== What to work on ==
Pictures in the records should not be copied, but every other part must be repeated exactly.

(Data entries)
::::

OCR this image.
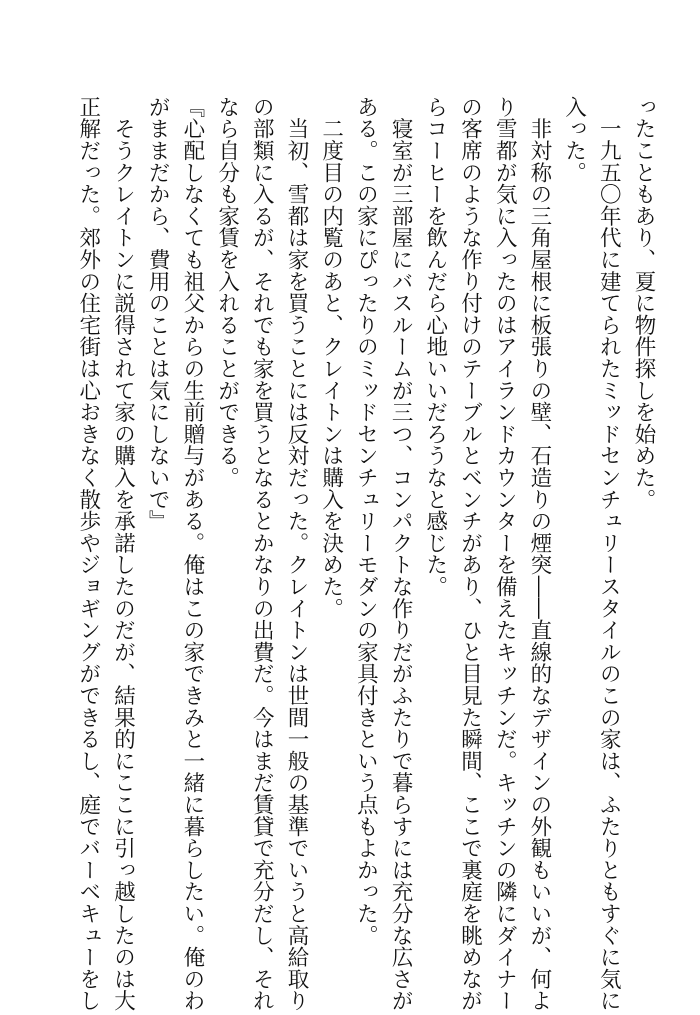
ったこともあり、夏に物件探しを始めた。
　一九五〇年代に建てられたミッドセンチュリースタイルのこの家は、ふたりともすぐに気に
入った。
　非対称の三角屋根に板張りの壁、石造りの煙突――直線的なデザインの外観もいいが、何よ
り雪都が気に入ったのはアイランドカウンターを備えたキッチンだ。キッチンの隣にダイナー
の客席のような作り付けのテーブルとベンチがあり、ひと目見た瞬間、ここで裏庭を眺めなが
らコーヒーを飲んだら心地いいだろうなと感じた。
　寝室が三部屋にバスルームが三つ、コンパクトな作りだがふたりで暮らすには充分な広さが
ある。この家にぴったりのミッドセンチュリーモダンの家具付きという点もよかった。
　二度目の内覧のあと、クレイトンは購入を決めた。
　当初、雪都は家を買うことには反対だった。クレイトンは世間一般の基準でいうと高給取り
の部類に入るが、それでも家を買うとなるとかなりの出費だ。今はまだ賃貸で充分だし、それ
なら自分も家賃を入れることができる。
『心配しなくても祖父からの生前贈与がある。俺はこの家できみと一緒に暮らしたい。俺のわ
がままだから、費用のことは気にしないで』
　そうクレイトンに説得されて家の購入を承諾したのだが、結果的にここに引っ越したのは大
正解だった。郊外の住宅街は心おきなく散歩やジョギングができるし、庭でバーベキューをし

::::

== The answer ==
OCR this image.
ったこともあり、夏に物件探しを始めた。
　一九五〇年代に建てられたミッドセンチュリースタイルのこの家は、ふたりともすぐに気に
入った。
　非対称の三角屋根に板張りの壁、石造りの煙突――直線的なデザインの外観もいいが、何よ
り雪都が気に入ったのはアイランドカウンターを備えたキッチンだ。キッチンの隣にダイナー
の客席のような作り付けのテーブルとベンチがあり、ひと目見た瞬間、ここで裏庭を眺めなが
らコーヒーを飲んだら心地いいだろうなと感じた。
　寝室が三部屋にバスルームが三つ、コンパクトな作りだがふたりで暮らすには充分な広さが
ある。この家にぴったりのミッドセンチュリーモダンの家具付きという点もよかった。
　二度目の内覧のあと、クレイトンは購入を決めた。
　当初、雪都は家を買うことには反対だった。クレイトンは世間一般の基準でいうと高給取り
の部類に入るが、それでも家を買うとなるとかなりの出費だ。今はまだ賃貸で充分だし、それ
なら自分も家賃を入れることができる。
『心配しなくても祖父からの生前贈与がある。俺はこの家できみと一緒に暮らしたい。俺のわ
がままだから、費用のことは気にしないで』
　そうクレイトンに説得されて家の購入を承諾したのだが、結果的にここに引っ越したのは大
正解だった。郊外の住宅街は心おきなく散歩やジョギングができるし、庭でバーベキューをし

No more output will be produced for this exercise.